**Problem details**: Transcribe the data in full and exactly, omitting any pictures.

## begin

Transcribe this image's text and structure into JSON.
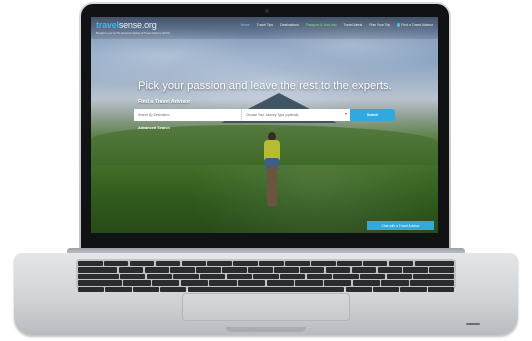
{
  "site": {
    "logo_main": "travel",
    "logo_tld": "sense.org",
    "tagline": "Brought to you by The American Society of Travel Advisors (ASTA)"
  },
  "nav": {
    "items": [
      {
        "label": "Home",
        "state": "active"
      },
      {
        "label": "Travel Tips",
        "state": "normal"
      },
      {
        "label": "Destinations",
        "state": "normal"
      },
      {
        "label": "Passport & Visa Info",
        "state": "highlight"
      },
      {
        "label": "Travel Alerts",
        "state": "normal"
      },
      {
        "label": "Plan Your Trip",
        "state": "normal"
      }
    ],
    "cta_label": "Find a Travel Advisor",
    "cta_icon": "map-pin-icon"
  },
  "hero": {
    "headline": "Pick your passion and leave the rest to the experts.",
    "find_label": "Find a Travel Advisor",
    "destination_placeholder": "Search By Destination",
    "journey_placeholder": "Choose Your Journey Type (optional)",
    "search_label": "Search",
    "advanced_label": "Advanced Search",
    "chat_label": "Chat with a Travel Advisor"
  },
  "colors": {
    "accent": "#2fa9df",
    "logo_blue": "#3ab8e6"
  }
}
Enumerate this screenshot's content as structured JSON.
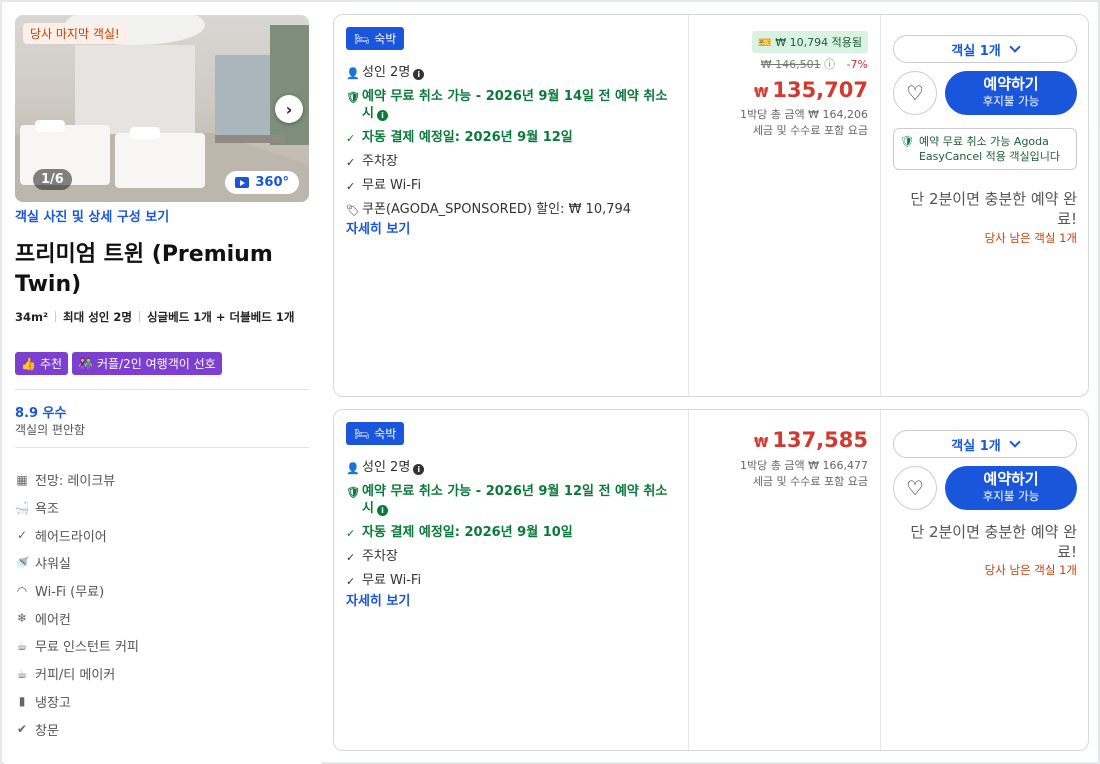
{
  "room": {
    "photo_badge": "당사 마지막 객실!",
    "photo_counter": "1/6",
    "photo_360": "360°",
    "photos_link": "객실 사진 및 상세 구성 보기",
    "title": "프리미엄 트윈 (Premium Twin)",
    "size": "34m²",
    "occupancy": "최대 성인 2명",
    "beds": "싱글베드 1개 + 더블베드 1개",
    "tags": [
      "추천",
      "커플/2인 여행객이 선호"
    ],
    "score": "8.9 우수",
    "score_sub": "객실의 편안함",
    "amenities": [
      {
        "icon": "view-icon",
        "label": "전망: 레이크뷰"
      },
      {
        "icon": "bathtub-icon",
        "label": "욕조"
      },
      {
        "icon": "check-icon",
        "label": "헤어드라이어"
      },
      {
        "icon": "shower-icon",
        "label": "샤워실"
      },
      {
        "icon": "wifi-icon",
        "label": "Wi-Fi (무료)"
      },
      {
        "icon": "air-conditioner-icon",
        "label": "에어컨"
      },
      {
        "icon": "coffee-machine-icon",
        "label": "무료 인스턴트 커피"
      },
      {
        "icon": "coffee-cup-icon",
        "label": "커피/티 메이커"
      },
      {
        "icon": "fridge-icon",
        "label": "냉장고"
      },
      {
        "icon": "window-icon",
        "label": "창문"
      }
    ]
  },
  "offers": [
    {
      "stay_label": "숙박",
      "guests": "성인 2명",
      "free_cancel": "예약 무료 취소 가능 - 2026년 9월 14일 전 예약 취소 시",
      "autopay": "자동 결제 예정일: 2026년 9월 12일",
      "parking": "주차장",
      "wifi": "무료 Wi-Fi",
      "coupon": "쿠폰(AGODA_SPONSORED) 할인: ₩ 10,794",
      "more": "자세히 보기",
      "coupon_applied": "₩ 10,794 적용됨",
      "original_price": "₩ 146,501",
      "discount": "-7%",
      "currency": "₩",
      "price": "135,707",
      "total_note": "1박당 총 금액 ₩ 164,206",
      "tax_note": "세금 및 수수료 포함 요금",
      "rooms_select": "객실 1개",
      "book_label": "예약하기",
      "book_sub": "후지불 가능",
      "easycancel": "예약 무료 취소 가능 Agoda EasyCancel 적용 객실입니다",
      "enough": "단 2분이면 충분한 예약 완료!",
      "left_rooms": "당사 남은 객실 1개"
    },
    {
      "stay_label": "숙박",
      "guests": "성인 2명",
      "free_cancel": "예약 무료 취소 가능 - 2026년 9월 12일 전 예약 취소 시",
      "autopay": "자동 결제 예정일: 2026년 9월 10일",
      "parking": "주차장",
      "wifi": "무료 Wi-Fi",
      "more": "자세히 보기",
      "currency": "₩",
      "price": "137,585",
      "total_note": "1박당 총 금액 ₩ 166,477",
      "tax_note": "세금 및 수수료 포함 요금",
      "rooms_select": "객실 1개",
      "book_label": "예약하기",
      "book_sub": "후지불 가능",
      "enough": "단 2분이면 충분한 예약 완료!",
      "left_rooms": "당사 남은 객실 1개"
    }
  ]
}
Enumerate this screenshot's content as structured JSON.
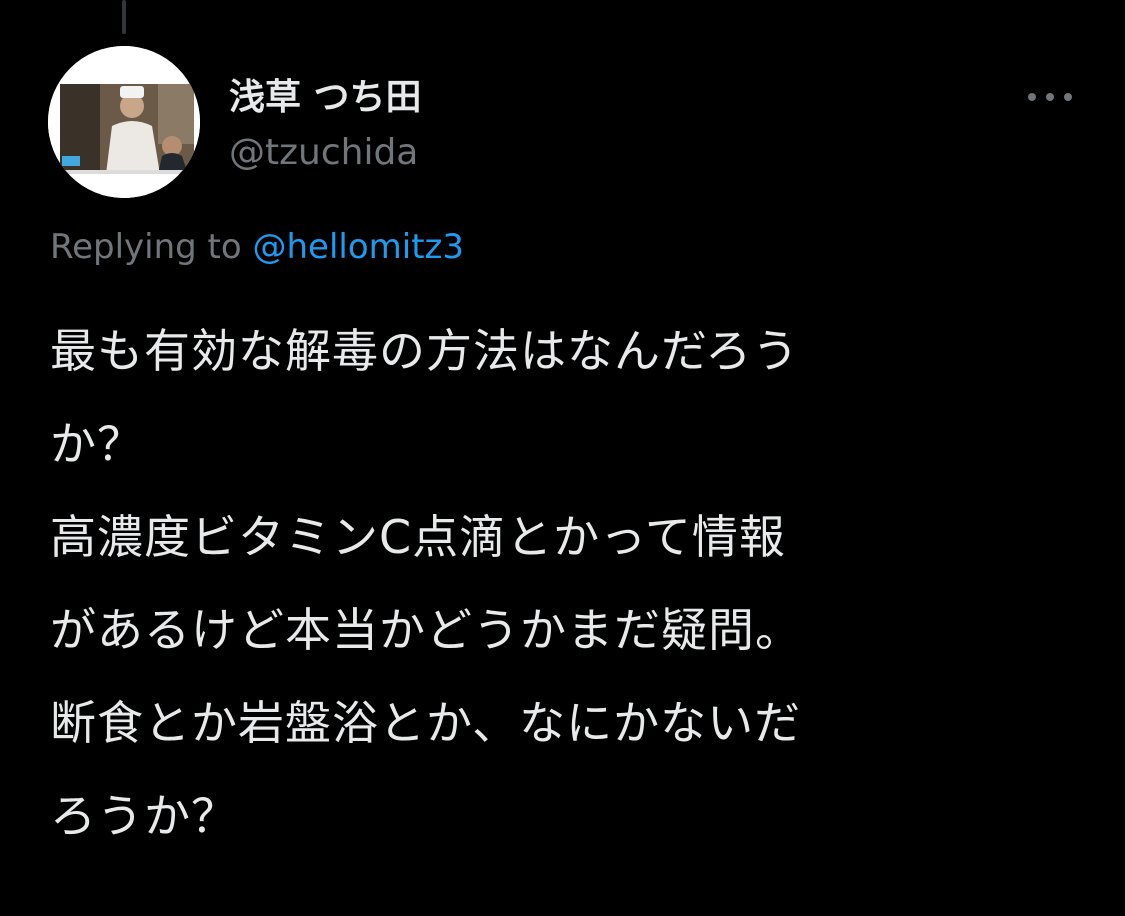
{
  "author": {
    "display_name": "浅草 つち田",
    "handle": "@tzuchida",
    "avatar_icon": "profile-photo-chef"
  },
  "reply_context": {
    "prefix": "Replying to",
    "mention": "@hellomitz3"
  },
  "tweet": {
    "lines": [
      "最も有効な解毒の方法はなんだろう",
      "か？",
      "高濃度ビタミンC点滴とかって情報",
      "があるけど本当かどうかまだ疑問。",
      "断食とか岩盤浴とか、なにかないだ",
      "ろうか？"
    ]
  },
  "colors": {
    "background": "#000000",
    "primary_text": "#e7e9ea",
    "secondary_text": "#71767b",
    "link": "#1d9bf0"
  },
  "more_icon": "more-horizontal-icon"
}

## end

**Result of the task**:
Transcribe this image's text and structure into JSON.
{
  "site": {
    "logo_main": "travel",
    "logo_tld": "sense.org",
    "tagline": "Brought to you by The American Society of Travel Advisors (ASTA)"
  },
  "nav": {
    "items": [
      {
        "label": "Home",
        "state": "active"
      },
      {
        "label": "Travel Tips",
        "state": "normal"
      },
      {
        "label": "Destinations",
        "state": "normal"
      },
      {
        "label": "Passport & Visa Info",
        "state": "highlight"
      },
      {
        "label": "Travel Alerts",
        "state": "normal"
      },
      {
        "label": "Plan Your Trip",
        "state": "normal"
      }
    ],
    "cta_label": "Find a Travel Advisor",
    "cta_icon": "map-pin-icon"
  },
  "hero": {
    "headline": "Pick your passion and leave the rest to the experts.",
    "find_label": "Find a Travel Advisor",
    "destination_placeholder": "Search By Destination",
    "journey_placeholder": "Choose Your Journey Type (optional)",
    "search_label": "Search",
    "advanced_label": "Advanced Search",
    "chat_label": "Chat with a Travel Advisor"
  },
  "colors": {
    "accent": "#2fa9df",
    "logo_blue": "#3ab8e6"
  }
}
Enumerate this screenshot's content as structured JSON.
{
  "room": {
    "photo_badge": "당사 마지막 객실!",
    "photo_counter": "1/6",
    "photo_360": "360°",
    "photos_link": "객실 사진 및 상세 구성 보기",
    "title": "프리미엄 트윈 (Premium Twin)",
    "size": "34m²",
    "occupancy": "최대 성인 2명",
    "beds": "싱글베드 1개 + 더블베드 1개",
    "tags": [
      "추천",
      "커플/2인 여행객이 선호"
    ],
    "score": "8.9 우수",
    "score_sub": "객실의 편안함",
    "amenities": [
      {
        "icon": "view-icon",
        "label": "전망: 레이크뷰"
      },
      {
        "icon": "bathtub-icon",
        "label": "욕조"
      },
      {
        "icon": "check-icon",
        "label": "헤어드라이어"
      },
      {
        "icon": "shower-icon",
        "label": "샤워실"
      },
      {
        "icon": "wifi-icon",
        "label": "Wi-Fi (무료)"
      },
      {
        "icon": "air-conditioner-icon",
        "label": "에어컨"
      },
      {
        "icon": "coffee-machine-icon",
        "label": "무료 인스턴트 커피"
      },
      {
        "icon": "coffee-cup-icon",
        "label": "커피/티 메이커"
      },
      {
        "icon": "fridge-icon",
        "label": "냉장고"
      },
      {
        "icon": "window-icon",
        "label": "창문"
      }
    ]
  },
  "offers": [
    {
      "stay_label": "숙박",
      "guests": "성인 2명",
      "free_cancel": "예약 무료 취소 가능 - 2026년 9월 14일 전 예약 취소 시",
      "autopay": "자동 결제 예정일: 2026년 9월 12일",
      "parking": "주차장",
      "wifi": "무료 Wi-Fi",
      "coupon": "쿠폰(AGODA_SPONSORED) 할인: ₩ 10,794",
      "more": "자세히 보기",
      "coupon_applied": "₩ 10,794 적용됨",
      "original_price": "₩ 146,501",
      "discount": "-7%",
      "currency": "₩",
      "price": "135,707",
      "total_note": "1박당 총 금액 ₩ 164,206",
      "tax_note": "세금 및 수수료 포함 요금",
      "rooms_select": "객실 1개",
      "book_label": "예약하기",
      "book_sub": "후지불 가능",
      "easycancel": "예약 무료 취소 가능 Agoda EasyCancel 적용 객실입니다",
      "enough": "단 2분이면 충분한 예약 완료!",
      "left_rooms": "당사 남은 객실 1개"
    },
    {
      "stay_label": "숙박",
      "guests": "성인 2명",
      "free_cancel": "예약 무료 취소 가능 - 2026년 9월 12일 전 예약 취소 시",
      "autopay": "자동 결제 예정일: 2026년 9월 10일",
      "parking": "주차장",
      "wifi": "무료 Wi-Fi",
      "more": "자세히 보기",
      "currency": "₩",
      "price": "137,585",
      "total_note": "1박당 총 금액 ₩ 166,477",
      "tax_note": "세금 및 수수료 포함 요금",
      "rooms_select": "객실 1개",
      "book_label": "예약하기",
      "book_sub": "후지불 가능",
      "enough": "단 2분이면 충분한 예약 완료!",
      "left_rooms": "당사 남은 객실 1개"
    }
  ]
}
Enumerate this screenshot's content as structured JSON.
{
  "author": {
    "display_name": "浅草 つち田",
    "handle": "@tzuchida",
    "avatar_icon": "profile-photo-chef"
  },
  "reply_context": {
    "prefix": "Replying to",
    "mention": "@hellomitz3"
  },
  "tweet": {
    "lines": [
      "最も有効な解毒の方法はなんだろう",
      "か？",
      "高濃度ビタミンC点滴とかって情報",
      "があるけど本当かどうかまだ疑問。",
      "断食とか岩盤浴とか、なにかないだ",
      "ろうか？"
    ]
  },
  "colors": {
    "background": "#000000",
    "primary_text": "#e7e9ea",
    "secondary_text": "#71767b",
    "link": "#1d9bf0"
  },
  "more_icon": "more-horizontal-icon"
}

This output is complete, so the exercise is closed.